**WRITTEN INSTRUCTION:** Copy every line of the records below word for word, with each box left as it appears.

**AVAILABLE DATA:**
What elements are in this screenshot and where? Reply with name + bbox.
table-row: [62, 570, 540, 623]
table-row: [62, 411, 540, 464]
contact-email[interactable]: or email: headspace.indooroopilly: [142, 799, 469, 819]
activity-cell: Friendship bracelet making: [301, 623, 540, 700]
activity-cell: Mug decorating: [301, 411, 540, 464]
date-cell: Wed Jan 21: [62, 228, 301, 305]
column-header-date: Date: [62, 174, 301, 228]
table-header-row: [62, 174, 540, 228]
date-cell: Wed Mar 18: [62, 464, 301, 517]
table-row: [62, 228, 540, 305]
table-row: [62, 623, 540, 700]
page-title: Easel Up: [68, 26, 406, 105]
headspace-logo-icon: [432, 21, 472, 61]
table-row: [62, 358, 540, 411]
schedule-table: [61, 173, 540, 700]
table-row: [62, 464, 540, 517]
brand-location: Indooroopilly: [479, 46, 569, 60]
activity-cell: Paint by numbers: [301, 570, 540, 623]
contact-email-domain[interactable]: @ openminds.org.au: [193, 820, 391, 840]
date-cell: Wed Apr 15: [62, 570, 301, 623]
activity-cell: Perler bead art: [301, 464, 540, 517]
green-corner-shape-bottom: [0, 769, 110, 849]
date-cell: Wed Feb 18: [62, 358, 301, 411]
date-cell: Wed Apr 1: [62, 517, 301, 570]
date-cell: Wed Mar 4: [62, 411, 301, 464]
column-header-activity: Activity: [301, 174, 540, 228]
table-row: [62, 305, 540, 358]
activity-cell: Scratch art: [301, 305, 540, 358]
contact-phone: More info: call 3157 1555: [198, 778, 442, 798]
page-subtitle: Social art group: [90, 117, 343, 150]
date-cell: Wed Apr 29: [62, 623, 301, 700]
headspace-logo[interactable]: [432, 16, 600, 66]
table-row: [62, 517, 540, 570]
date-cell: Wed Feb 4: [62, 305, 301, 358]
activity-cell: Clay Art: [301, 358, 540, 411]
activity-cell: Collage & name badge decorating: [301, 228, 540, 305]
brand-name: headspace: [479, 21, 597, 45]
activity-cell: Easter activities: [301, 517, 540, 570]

**TASK OUTPUT:**
What elements are in this screenshot and where? Reply with name + bbox.
table-row: [62, 570, 540, 623]
table-row: [62, 411, 540, 464]
contact-email[interactable]: or email: headspace.indooroopilly: [142, 799, 469, 819]
activity-cell: Friendship bracelet making: [301, 623, 540, 700]
activity-cell: Mug decorating: [301, 411, 540, 464]
date-cell: Wed Jan 21: [62, 228, 301, 305]
column-header-date: Date: [62, 174, 301, 228]
table-header-row: [62, 174, 540, 228]
date-cell: Wed Mar 18: [62, 464, 301, 517]
table-row: [62, 228, 540, 305]
table-row: [62, 623, 540, 700]
page-title: Easel Up: [68, 26, 406, 105]
headspace-logo-icon: [432, 21, 472, 61]
table-row: [62, 358, 540, 411]
schedule-table: [61, 173, 540, 700]
table-row: [62, 464, 540, 517]
brand-location: Indooroopilly: [479, 46, 569, 60]
activity-cell: Paint by numbers: [301, 570, 540, 623]
contact-email-domain[interactable]: @ openminds.org.au: [193, 820, 391, 840]
date-cell: Wed Apr 15: [62, 570, 301, 623]
activity-cell: Perler bead art: [301, 464, 540, 517]
green-corner-shape-bottom: [0, 769, 110, 849]
date-cell: Wed Feb 18: [62, 358, 301, 411]
date-cell: Wed Apr 1: [62, 517, 301, 570]
date-cell: Wed Mar 4: [62, 411, 301, 464]
column-header-activity: Activity: [301, 174, 540, 228]
table-row: [62, 305, 540, 358]
activity-cell: Scratch art: [301, 305, 540, 358]
contact-phone: More info: call 3157 1555: [198, 778, 442, 798]
page-subtitle: Social art group: [90, 117, 343, 150]
date-cell: Wed Apr 29: [62, 623, 301, 700]
headspace-logo[interactable]: [432, 16, 600, 66]
table-row: [62, 517, 540, 570]
date-cell: Wed Feb 4: [62, 305, 301, 358]
activity-cell: Clay Art: [301, 358, 540, 411]
activity-cell: Collage & name badge decorating: [301, 228, 540, 305]
brand-name: headspace: [479, 21, 597, 45]
activity-cell: Easter activities: [301, 517, 540, 570]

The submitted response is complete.